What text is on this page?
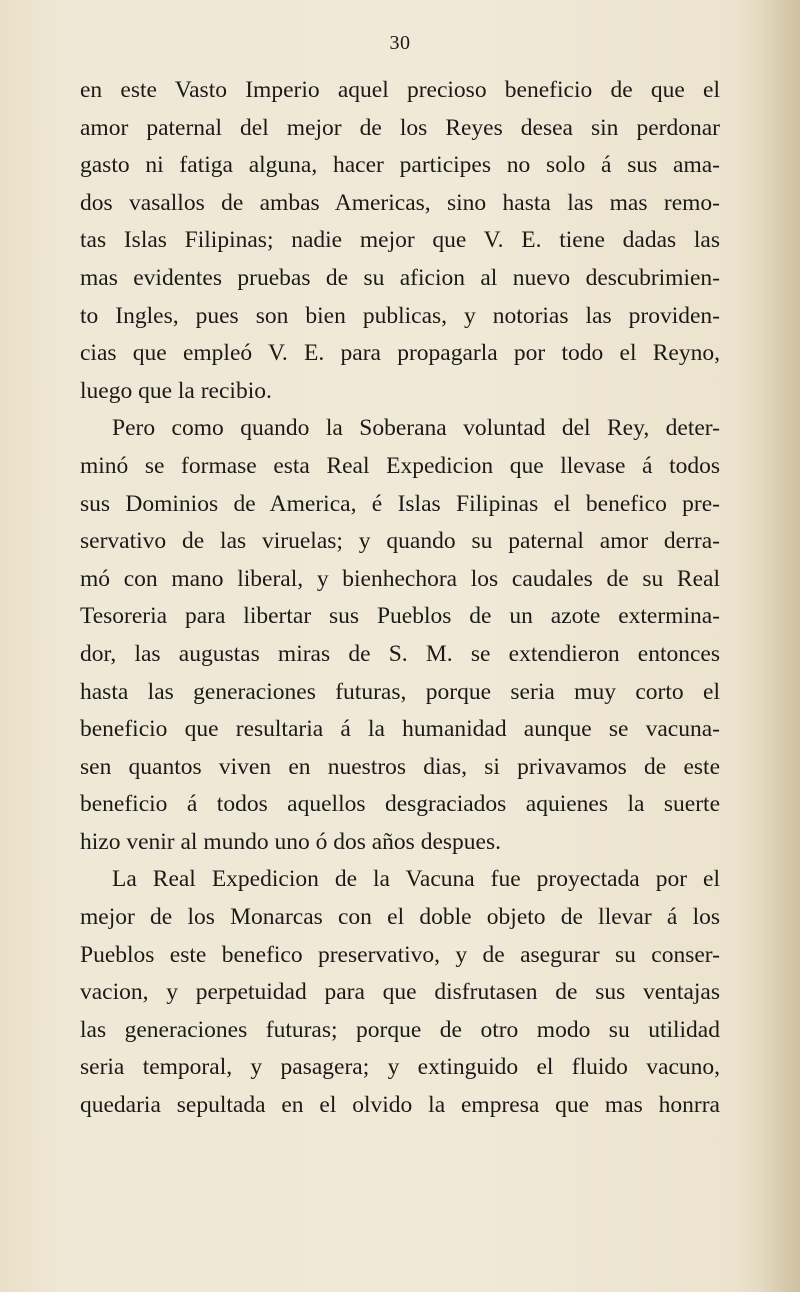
30

en este Vasto Imperio aquel precioso beneficio de que el
amor paternal del mejor de los Reyes desea sin perdonar
gasto ni fatiga alguna, hacer participes no solo á sus ama-
dos vasallos de ambas Americas, sino hasta las mas remo-
tas Islas Filipinas; nadie mejor que V. E. tiene dadas las
mas evidentes pruebas de su aficion al nuevo descubrimien-
to Ingles, pues son bien publicas, y notorias las providen-
cias que empleó V. E. para propagarla por todo el Reyno,
luego que la recibio.
Pero como quando la Soberana voluntad del Rey, deter-
minó se formase esta Real Expedicion que llevase á todos
sus Dominios de America, é Islas Filipinas el benefico pre-
servativo de las viruelas; y quando su paternal amor derra-
mó con mano liberal, y bienhechora los caudales de su Real
Tesoreria para libertar sus Pueblos de un azote extermina-
dor, las augustas miras de S. M. se extendieron entonces
hasta las generaciones futuras, porque seria muy corto el
beneficio que resultaria á la humanidad aunque se vacuna-
sen quantos viven en nuestros dias, si privavamos de este
beneficio á todos aquellos desgraciados aquienes la suerte
hizo venir al mundo uno ó dos años despues.
La Real Expedicion de la Vacuna fue proyectada por el
mejor de los Monarcas con el doble objeto de llevar á los
Pueblos este benefico preservativo, y de asegurar su conser-
vacion, y perpetuidad para que disfrutasen de sus ventajas
las generaciones futuras; porque de otro modo su utilidad
seria temporal, y pasagera; y extinguido el fluido vacuno,
quedaria sepultada en el olvido la empresa que mas honrra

--

§ Instruction: In the records above, find each line holding "beneficio" and copy it.

§ Written solution:
en este Vasto Imperio aquel precioso beneficio de que el
beneficio que resultaria á la humanidad aunque se vacuna-
beneficio á todos aquellos desgraciados aquienes la suerte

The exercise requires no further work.